Working from the material below, print the lines from the line holding "Extract the structured" through its final line, inclusive, exactly and with nothing else; pictures are excluded.

>> START

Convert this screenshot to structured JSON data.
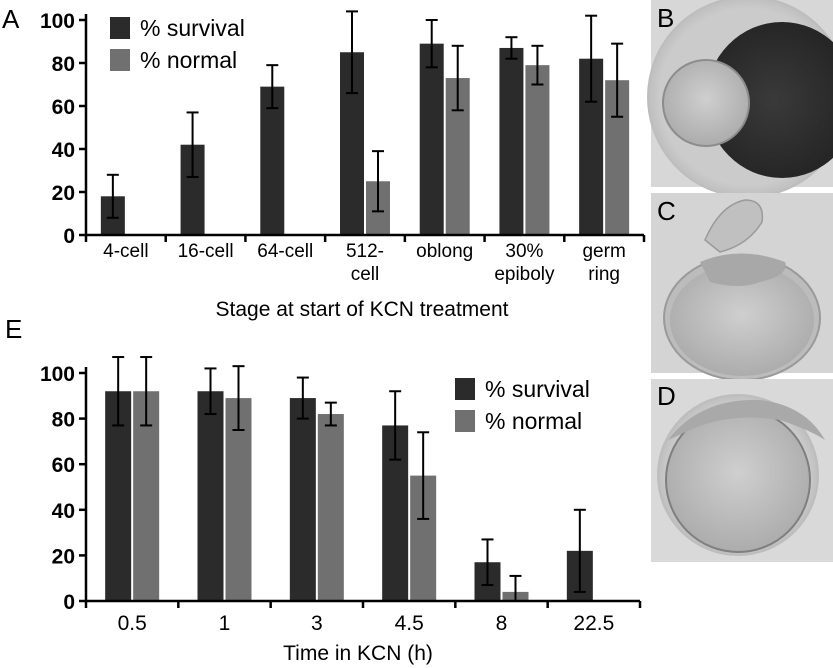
{
  "chart_data": [
    {
      "type": "bar",
      "panel_label": "A",
      "xlabel": "Stage at start of KCN treatment",
      "ylabel": "",
      "ylim": [
        0,
        100
      ],
      "yticks": [
        0,
        20,
        40,
        60,
        80,
        100
      ],
      "categories": [
        [
          "4-cell"
        ],
        [
          "16-cell"
        ],
        [
          "64-cell"
        ],
        [
          "512-",
          "cell"
        ],
        [
          "oblong"
        ],
        [
          "30%",
          "epiboly"
        ],
        [
          "germ",
          "ring"
        ]
      ],
      "legend_position": "top-left",
      "series": [
        {
          "name": "% survival",
          "color": "#2b2b2b",
          "values": [
            18,
            42,
            69,
            85,
            89,
            87,
            82
          ],
          "errors": [
            10,
            15,
            10,
            19,
            11,
            5,
            20
          ]
        },
        {
          "name": "% normal",
          "color": "#707070",
          "values": [
            null,
            null,
            null,
            25,
            73,
            79,
            72
          ],
          "errors": [
            null,
            null,
            null,
            14,
            15,
            9,
            17
          ]
        }
      ]
    },
    {
      "type": "bar",
      "panel_label": "E",
      "xlabel": "Time in KCN (h)",
      "ylabel": "",
      "ylim": [
        0,
        100
      ],
      "yticks": [
        0,
        20,
        40,
        60,
        80,
        100
      ],
      "categories": [
        [
          "0.5"
        ],
        [
          "1"
        ],
        [
          "3"
        ],
        [
          "4.5"
        ],
        [
          "8"
        ],
        [
          "22.5"
        ]
      ],
      "legend_position": "top-right",
      "series": [
        {
          "name": "% survival",
          "color": "#2b2b2b",
          "values": [
            92,
            92,
            89,
            77,
            17,
            22
          ],
          "errors": [
            15,
            10,
            9,
            15,
            10,
            18
          ]
        },
        {
          "name": "% normal",
          "color": "#707070",
          "values": [
            92,
            89,
            82,
            55,
            4,
            null
          ],
          "errors": [
            15,
            14,
            5,
            19,
            7,
            null
          ]
        }
      ]
    }
  ],
  "photos": [
    {
      "label": "B"
    },
    {
      "label": "C"
    },
    {
      "label": "D"
    }
  ]
}
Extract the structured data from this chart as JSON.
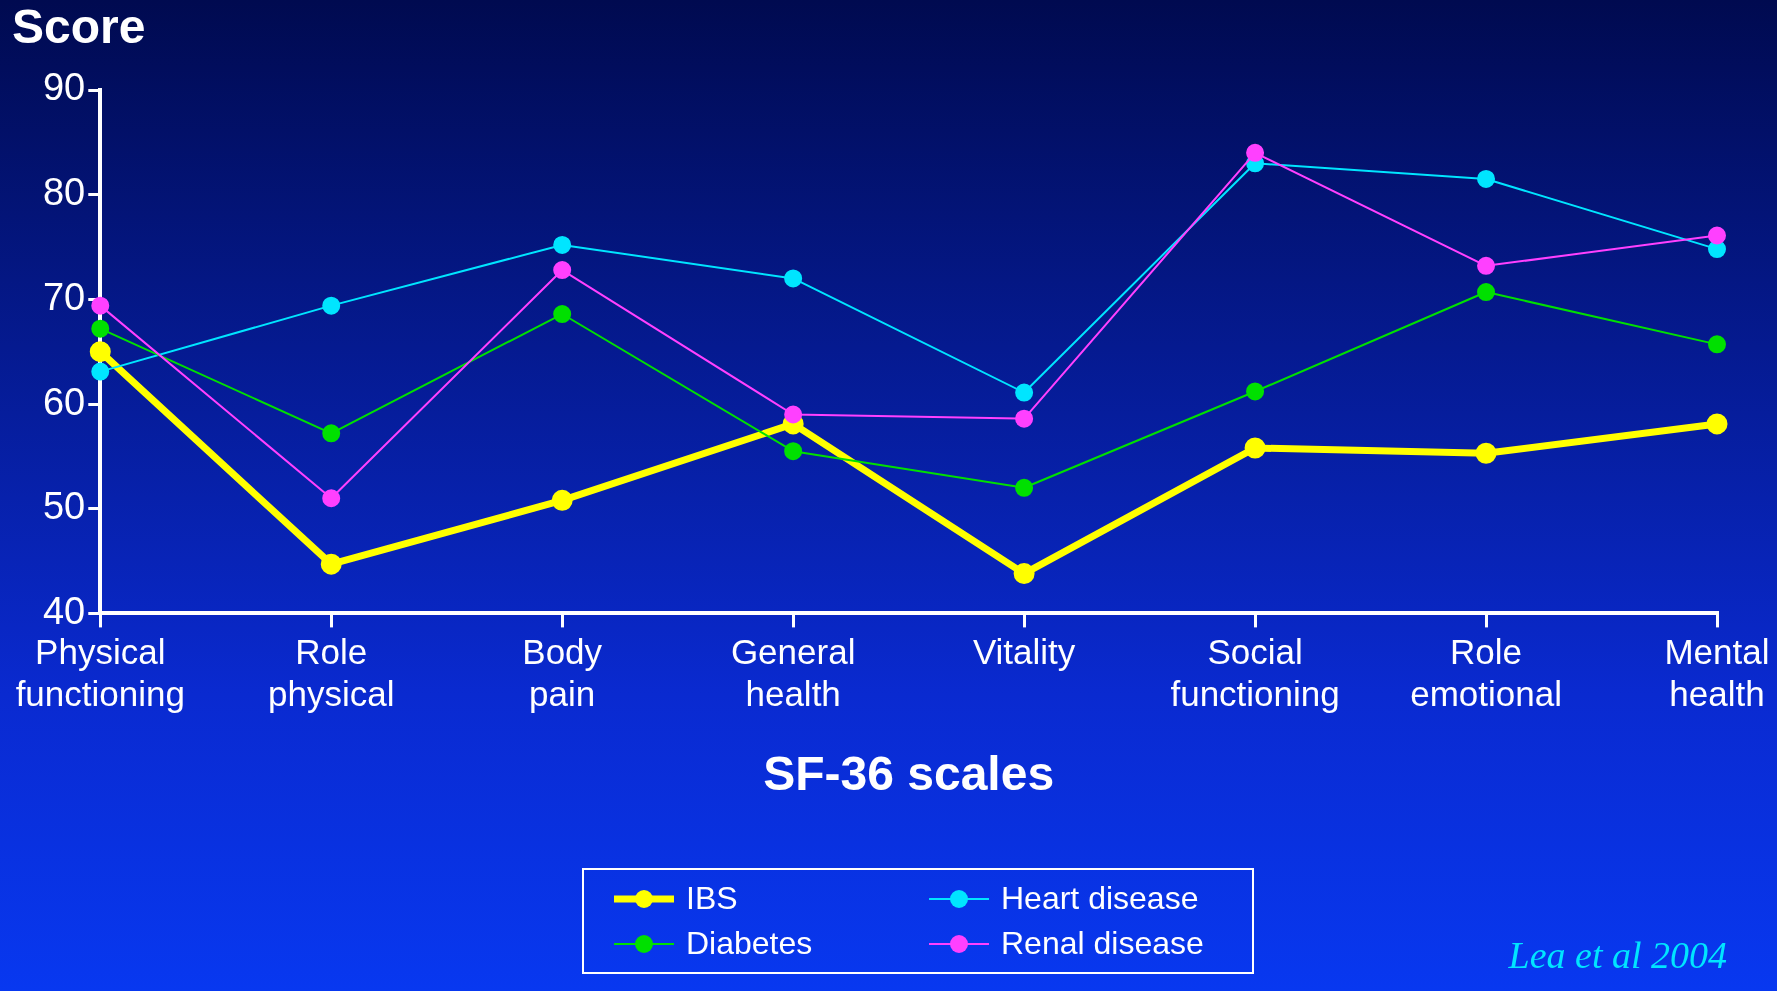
{
  "chart_data": {
    "type": "line",
    "ylabel": "Score",
    "xlabel": "SF-36 scales",
    "categories": [
      "Physical functioning",
      "Role physical",
      "Body pain",
      "General health",
      "Vitality",
      "Social functioning",
      "Role emotional",
      "Mental health"
    ],
    "ylim": [
      40,
      90
    ],
    "yticks": [
      40,
      50,
      60,
      70,
      80,
      90
    ],
    "grid": false,
    "legend": "bottom",
    "marker": "circle",
    "series": [
      {
        "name": "IBS",
        "color": "#ffff00",
        "values": [
          65.0,
          44.7,
          50.8,
          58.1,
          43.8,
          55.8,
          55.3,
          58.1
        ]
      },
      {
        "name": "Heart disease",
        "color": "#00e5ff",
        "values": [
          63.1,
          69.4,
          75.2,
          72.0,
          61.1,
          83.0,
          81.5,
          74.8
        ]
      },
      {
        "name": "Diabetes",
        "color": "#00e000",
        "values": [
          67.2,
          57.2,
          68.6,
          55.5,
          52.0,
          61.2,
          70.7,
          65.7
        ]
      },
      {
        "name": "Renal disease",
        "color": "#ff40ff",
        "values": [
          69.4,
          51.0,
          72.8,
          59.0,
          58.6,
          84.0,
          73.2,
          76.1
        ]
      }
    ],
    "annotations": [
      "Lea et al 2004"
    ]
  }
}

>> END

### OUTPUT OF THE TASK
Extract the structured data from this chart as JSON.
{
  "chart_data": {
    "type": "line",
    "ylabel": "Score",
    "xlabel": "SF-36 scales",
    "categories": [
      "Physical functioning",
      "Role physical",
      "Body pain",
      "General health",
      "Vitality",
      "Social functioning",
      "Role emotional",
      "Mental health"
    ],
    "ylim": [
      40,
      90
    ],
    "yticks": [
      40,
      50,
      60,
      70,
      80,
      90
    ],
    "grid": false,
    "legend": "bottom",
    "marker": "circle",
    "series": [
      {
        "name": "IBS",
        "color": "#ffff00",
        "values": [
          65.0,
          44.7,
          50.8,
          58.1,
          43.8,
          55.8,
          55.3,
          58.1
        ]
      },
      {
        "name": "Heart disease",
        "color": "#00e5ff",
        "values": [
          63.1,
          69.4,
          75.2,
          72.0,
          61.1,
          83.0,
          81.5,
          74.8
        ]
      },
      {
        "name": "Diabetes",
        "color": "#00e000",
        "values": [
          67.2,
          57.2,
          68.6,
          55.5,
          52.0,
          61.2,
          70.7,
          65.7
        ]
      },
      {
        "name": "Renal disease",
        "color": "#ff40ff",
        "values": [
          69.4,
          51.0,
          72.8,
          59.0,
          58.6,
          84.0,
          73.2,
          76.1
        ]
      }
    ],
    "annotations": [
      "Lea et al 2004"
    ]
  }
}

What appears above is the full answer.